### ACTION ITEM
Without any of the pictures, set down the data below exactly.

(Stored records)

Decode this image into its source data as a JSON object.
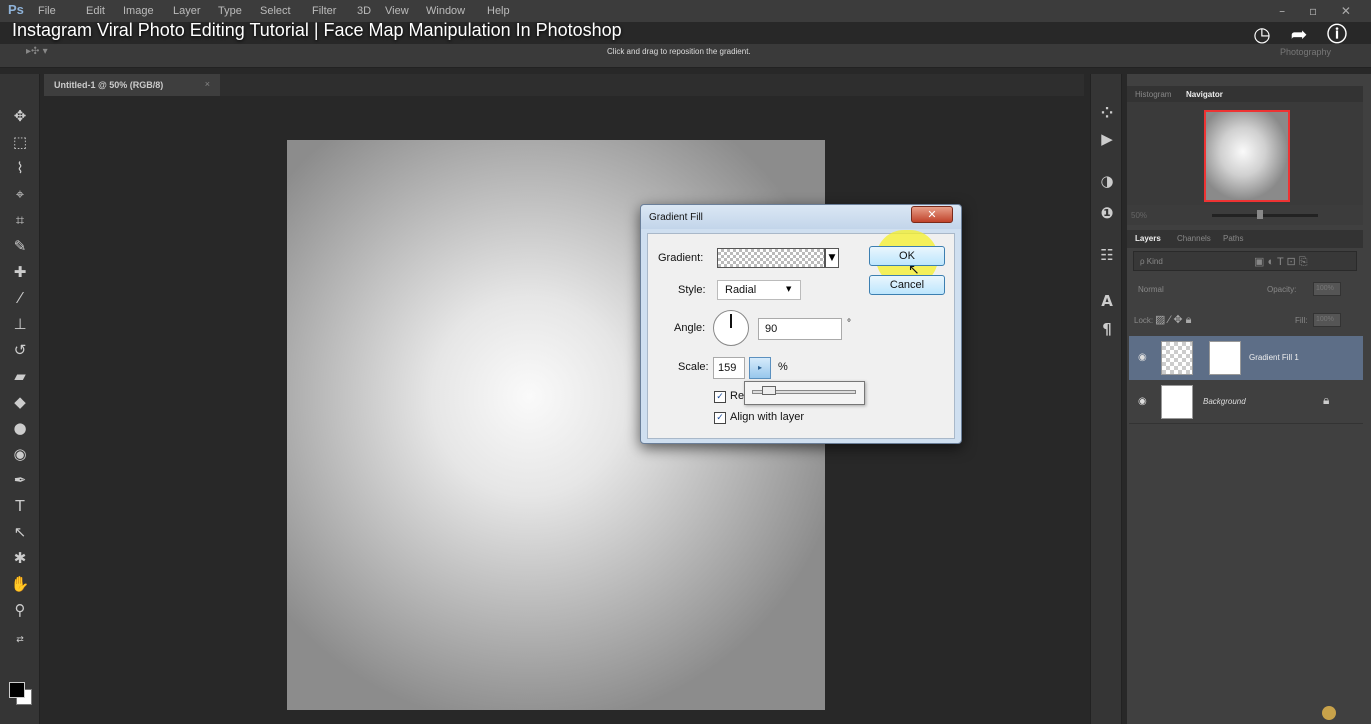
{
  "video": {
    "title": "Instagram Viral Photo Editing Tutorial | Face Map Manipulation In Photoshop"
  },
  "app": {
    "logo": "Ps",
    "menu": [
      "File",
      "Edit",
      "Image",
      "Layer",
      "Type",
      "Select",
      "Filter",
      "3D",
      "View",
      "Window",
      "Help"
    ]
  },
  "options_bar": {
    "hint": "Click and drag to reposition the gradient.",
    "workspace": "Photography"
  },
  "document": {
    "tab_label": "Untitled-1 @ 50% (RGB/8)",
    "tab_close": "×"
  },
  "panels": {
    "top_tabs": [
      "Histogram",
      "Navigator"
    ],
    "active_top_tab": "Navigator",
    "navigator_zoom": "50%",
    "layer_tabs": [
      "Layers",
      "Channels",
      "Paths"
    ],
    "filter_kind": "ρ Kind",
    "blend_mode": "Normal",
    "opacity_label": "Opacity:",
    "opacity_value": "100%",
    "lock_label": "Lock:",
    "fill_label": "Fill:",
    "fill_value": "100%",
    "layers": [
      {
        "name": "Gradient Fill 1",
        "selected": true
      },
      {
        "name": "Background",
        "locked": true
      }
    ]
  },
  "dialog": {
    "title": "Gradient Fill",
    "gradient_label": "Gradient:",
    "style_label": "Style:",
    "style_value": "Radial",
    "angle_label": "Angle:",
    "angle_value": "90",
    "angle_unit": "°",
    "scale_label": "Scale:",
    "scale_value": "159",
    "scale_unit": "%",
    "reverse_label": "Re",
    "align_label": "Align with layer",
    "ok_label": "OK",
    "cancel_label": "Cancel"
  },
  "colors": {
    "selected_layer": "#5d6e87",
    "dialog_frame": "#cfdff0",
    "highlight_glow": "#f6f028"
  }
}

### OUTPUT
Decode this image into its source data as a JSON object.
{
  "video": {
    "title": "Instagram Viral Photo Editing Tutorial | Face Map Manipulation In Photoshop"
  },
  "app": {
    "logo": "Ps",
    "menu": [
      "File",
      "Edit",
      "Image",
      "Layer",
      "Type",
      "Select",
      "Filter",
      "3D",
      "View",
      "Window",
      "Help"
    ]
  },
  "options_bar": {
    "hint": "Click and drag to reposition the gradient.",
    "workspace": "Photography"
  },
  "document": {
    "tab_label": "Untitled-1 @ 50% (RGB/8)",
    "tab_close": "×"
  },
  "panels": {
    "top_tabs": [
      "Histogram",
      "Navigator"
    ],
    "active_top_tab": "Navigator",
    "navigator_zoom": "50%",
    "layer_tabs": [
      "Layers",
      "Channels",
      "Paths"
    ],
    "filter_kind": "ρ Kind",
    "blend_mode": "Normal",
    "opacity_label": "Opacity:",
    "opacity_value": "100%",
    "lock_label": "Lock:",
    "fill_label": "Fill:",
    "fill_value": "100%",
    "layers": [
      {
        "name": "Gradient Fill 1",
        "selected": true
      },
      {
        "name": "Background",
        "locked": true
      }
    ]
  },
  "dialog": {
    "title": "Gradient Fill",
    "gradient_label": "Gradient:",
    "style_label": "Style:",
    "style_value": "Radial",
    "angle_label": "Angle:",
    "angle_value": "90",
    "angle_unit": "°",
    "scale_label": "Scale:",
    "scale_value": "159",
    "scale_unit": "%",
    "reverse_label": "Re",
    "align_label": "Align with layer",
    "ok_label": "OK",
    "cancel_label": "Cancel"
  },
  "colors": {
    "selected_layer": "#5d6e87",
    "dialog_frame": "#cfdff0",
    "highlight_glow": "#f6f028"
  }
}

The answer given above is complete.